▶ [Work required]:
Word for word, print each line of the listing below; pictures stay out.

▶ [Material provided]:
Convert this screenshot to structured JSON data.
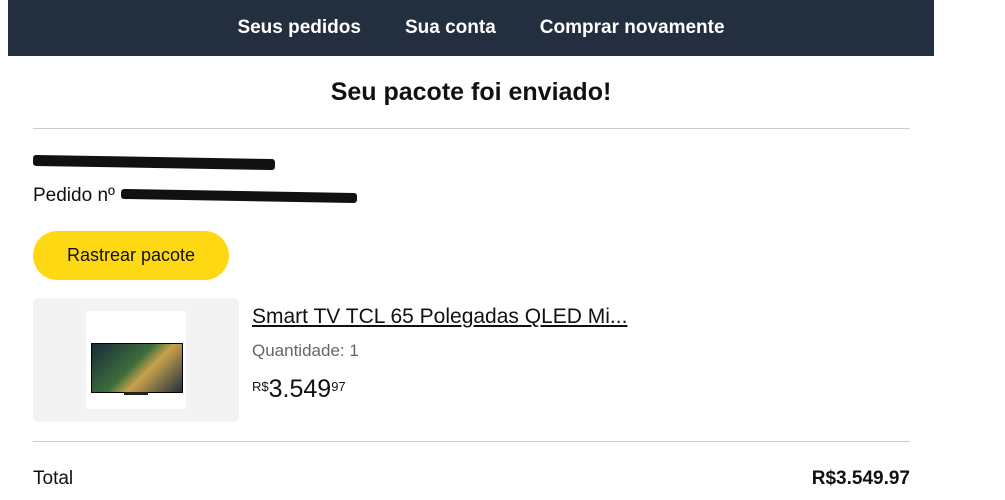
{
  "nav": {
    "orders": "Seus pedidos",
    "account": "Sua conta",
    "buy_again": "Comprar novamente"
  },
  "headline": "Seu pacote foi enviado!",
  "order": {
    "order_prefix": "Pedido nº"
  },
  "track_button": "Rastrear pacote",
  "product": {
    "title": "Smart TV TCL 65 Polegadas QLED Mi...",
    "quantity": "Quantidade: 1",
    "currency": "R$",
    "price_whole": "3.549",
    "price_cents": "97"
  },
  "total": {
    "label": "Total",
    "value": "R$3.549.97"
  },
  "colors": {
    "navbar": "#232f3e",
    "button": "#ffd814"
  }
}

▶ [Completed task]:
Convert this screenshot to structured JSON data.
{
  "nav": {
    "orders": "Seus pedidos",
    "account": "Sua conta",
    "buy_again": "Comprar novamente"
  },
  "headline": "Seu pacote foi enviado!",
  "order": {
    "order_prefix": "Pedido nº"
  },
  "track_button": "Rastrear pacote",
  "product": {
    "title": "Smart TV TCL 65 Polegadas QLED Mi...",
    "quantity": "Quantidade: 1",
    "currency": "R$",
    "price_whole": "3.549",
    "price_cents": "97"
  },
  "total": {
    "label": "Total",
    "value": "R$3.549.97"
  },
  "colors": {
    "navbar": "#232f3e",
    "button": "#ffd814"
  }
}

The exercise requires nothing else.